Given problem
Reproduce the listing below without changes, except that pictures are left out.

The records
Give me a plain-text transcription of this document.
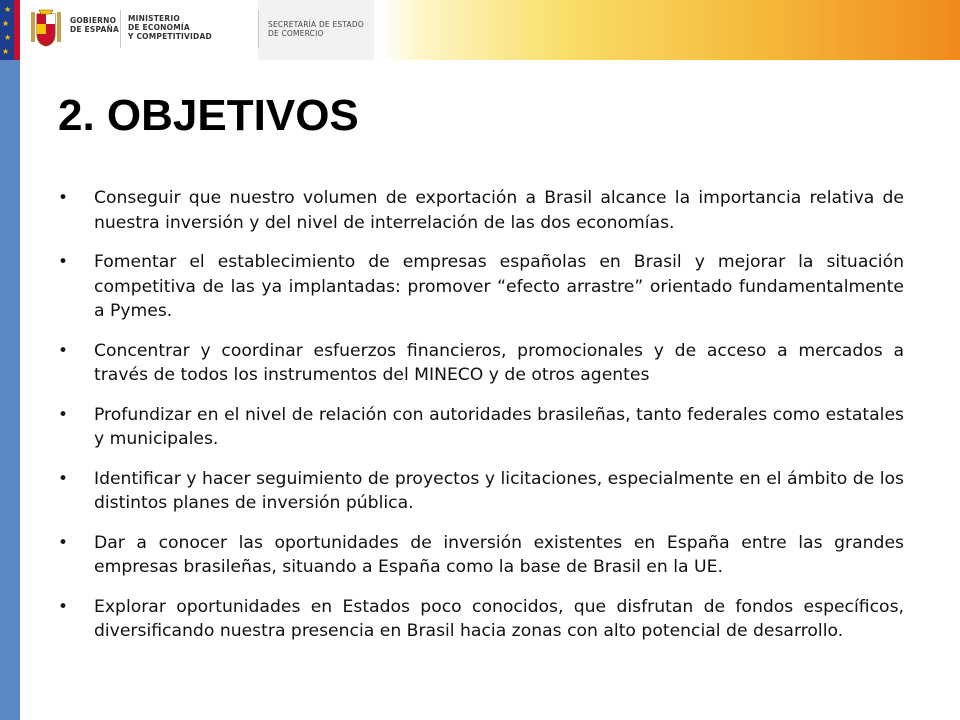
★
★
★
★
GOBIERNO
DE ESPAÑA
MINISTERIO
DE ECONOMÍA
Y COMPETITIVIDAD
SECRETARÍA DE ESTADO
DE COMERCIO
2. OBJETIVOS
• Conseguir que nuestro volumen de exportación a Brasil alcance la importancia relativa de nuestra inversión y del nivel de interrelación de las dos economías.
• Fomentar el establecimiento de empresas españolas en Brasil y mejorar la situación competitiva de las ya implantadas: promover “efecto arrastre” orientado fundamentalmente a Pymes.
• Concentrar y coordinar esfuerzos financieros, promocionales y de acceso a mercados a través de todos los instrumentos del MINECO y de otros agentes
• Profundizar en el nivel de relación con autoridades brasileñas, tanto federales como estatales y municipales.
• Identificar y hacer seguimiento de proyectos y licitaciones, especialmente en el ámbito de los distintos planes de inversión pública.
• Dar a conocer las oportunidades de inversión existentes en España entre las grandes empresas brasileñas, situando a España como la base de Brasil en la UE.
• Explorar oportunidades en Estados poco conocidos, que disfrutan de fondos específicos, diversificando nuestra presencia en Brasil hacia zonas con alto potencial de desarrollo.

Answer in full
Give me a plain-text transcription of this document.
★
★
★
★
GOBIERNO
DE ESPAÑA
MINISTERIO
DE ECONOMÍA
Y COMPETITIVIDAD
SECRETARÍA DE ESTADO
DE COMERCIO
2. OBJETIVOS
• Conseguir que nuestro volumen de exportación a Brasil alcance la importancia relativa de nuestra inversión y del nivel de interrelación de las dos economías.
• Fomentar el establecimiento de empresas españolas en Brasil y mejorar la situación competitiva de las ya implantadas: promover “efecto arrastre” orientado fundamentalmente a Pymes.
• Concentrar y coordinar esfuerzos financieros, promocionales y de acceso a mercados a través de todos los instrumentos del MINECO y de otros agentes
• Profundizar en el nivel de relación con autoridades brasileñas, tanto federales como estatales y municipales.
• Identificar y hacer seguimiento de proyectos y licitaciones, especialmente en el ámbito de los distintos planes de inversión pública.
• Dar a conocer las oportunidades de inversión existentes en España entre las grandes empresas brasileñas, situando a España como la base de Brasil en la UE.
• Explorar oportunidades en Estados poco conocidos, que disfrutan de fondos específicos, diversificando nuestra presencia en Brasil hacia zonas con alto potencial de desarrollo.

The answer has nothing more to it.